-- Short exercise --
Write out the full listing again, exactly as it stands.

### Supplied data

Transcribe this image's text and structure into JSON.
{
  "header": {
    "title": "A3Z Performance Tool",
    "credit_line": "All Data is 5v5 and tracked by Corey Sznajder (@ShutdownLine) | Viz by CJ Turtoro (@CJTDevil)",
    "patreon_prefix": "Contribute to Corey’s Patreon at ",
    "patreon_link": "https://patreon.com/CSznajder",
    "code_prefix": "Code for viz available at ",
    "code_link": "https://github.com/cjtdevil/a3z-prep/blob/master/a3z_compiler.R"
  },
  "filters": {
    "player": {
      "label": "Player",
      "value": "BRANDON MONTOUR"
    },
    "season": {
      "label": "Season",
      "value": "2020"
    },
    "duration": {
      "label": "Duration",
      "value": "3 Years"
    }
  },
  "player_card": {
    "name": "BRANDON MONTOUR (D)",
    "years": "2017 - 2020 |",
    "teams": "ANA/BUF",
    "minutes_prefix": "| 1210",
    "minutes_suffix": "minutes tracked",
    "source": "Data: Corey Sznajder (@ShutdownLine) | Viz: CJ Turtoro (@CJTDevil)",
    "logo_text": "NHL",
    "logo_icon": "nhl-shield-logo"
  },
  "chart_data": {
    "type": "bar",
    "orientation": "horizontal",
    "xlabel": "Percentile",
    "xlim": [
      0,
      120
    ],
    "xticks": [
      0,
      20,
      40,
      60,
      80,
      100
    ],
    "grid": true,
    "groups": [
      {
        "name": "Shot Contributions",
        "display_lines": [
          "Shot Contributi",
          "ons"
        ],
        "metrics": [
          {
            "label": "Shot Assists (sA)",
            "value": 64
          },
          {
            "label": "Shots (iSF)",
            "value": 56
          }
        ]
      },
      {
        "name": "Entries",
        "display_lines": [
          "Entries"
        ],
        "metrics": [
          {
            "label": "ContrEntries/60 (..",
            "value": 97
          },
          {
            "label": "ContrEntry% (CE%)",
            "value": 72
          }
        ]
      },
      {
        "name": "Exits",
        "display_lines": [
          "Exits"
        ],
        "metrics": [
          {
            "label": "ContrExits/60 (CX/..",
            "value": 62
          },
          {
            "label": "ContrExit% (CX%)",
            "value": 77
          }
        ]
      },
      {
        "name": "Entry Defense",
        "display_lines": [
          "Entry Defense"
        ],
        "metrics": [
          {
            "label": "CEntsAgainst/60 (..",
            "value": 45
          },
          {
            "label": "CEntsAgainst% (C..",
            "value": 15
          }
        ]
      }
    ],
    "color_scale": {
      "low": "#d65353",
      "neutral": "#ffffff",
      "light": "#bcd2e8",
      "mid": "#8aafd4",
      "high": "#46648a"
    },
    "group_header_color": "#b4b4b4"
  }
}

######

-- Solution to this problem --
Transcribe this image's text and structure into JSON.
{
  "header": {
    "title": "A3Z Performance Tool",
    "credit_line": "All Data is 5v5 and tracked by Corey Sznajder (@ShutdownLine) | Viz by CJ Turtoro (@CJTDevil)",
    "patreon_prefix": "Contribute to Corey’s Patreon at ",
    "patreon_link": "https://patreon.com/CSznajder",
    "code_prefix": "Code for viz available at ",
    "code_link": "https://github.com/cjtdevil/a3z-prep/blob/master/a3z_compiler.R"
  },
  "filters": {
    "player": {
      "label": "Player",
      "value": "BRANDON MONTOUR"
    },
    "season": {
      "label": "Season",
      "value": "2020"
    },
    "duration": {
      "label": "Duration",
      "value": "3 Years"
    }
  },
  "player_card": {
    "name": "BRANDON MONTOUR (D)",
    "years": "2017 - 2020 |",
    "teams": "ANA/BUF",
    "minutes_prefix": "| 1210",
    "minutes_suffix": "minutes tracked",
    "source": "Data: Corey Sznajder (@ShutdownLine) | Viz: CJ Turtoro (@CJTDevil)",
    "logo_text": "NHL",
    "logo_icon": "nhl-shield-logo"
  },
  "chart_data": {
    "type": "bar",
    "orientation": "horizontal",
    "xlabel": "Percentile",
    "xlim": [
      0,
      120
    ],
    "xticks": [
      0,
      20,
      40,
      60,
      80,
      100
    ],
    "grid": true,
    "groups": [
      {
        "name": "Shot Contributions",
        "display_lines": [
          "Shot Contributi",
          "ons"
        ],
        "metrics": [
          {
            "label": "Shot Assists (sA)",
            "value": 64
          },
          {
            "label": "Shots (iSF)",
            "value": 56
          }
        ]
      },
      {
        "name": "Entries",
        "display_lines": [
          "Entries"
        ],
        "metrics": [
          {
            "label": "ContrEntries/60 (..",
            "value": 97
          },
          {
            "label": "ContrEntry% (CE%)",
            "value": 72
          }
        ]
      },
      {
        "name": "Exits",
        "display_lines": [
          "Exits"
        ],
        "metrics": [
          {
            "label": "ContrExits/60 (CX/..",
            "value": 62
          },
          {
            "label": "ContrExit% (CX%)",
            "value": 77
          }
        ]
      },
      {
        "name": "Entry Defense",
        "display_lines": [
          "Entry Defense"
        ],
        "metrics": [
          {
            "label": "CEntsAgainst/60 (..",
            "value": 45
          },
          {
            "label": "CEntsAgainst% (C..",
            "value": 15
          }
        ]
      }
    ],
    "color_scale": {
      "low": "#d65353",
      "neutral": "#ffffff",
      "light": "#bcd2e8",
      "mid": "#8aafd4",
      "high": "#46648a"
    },
    "group_header_color": "#b4b4b4"
  }
}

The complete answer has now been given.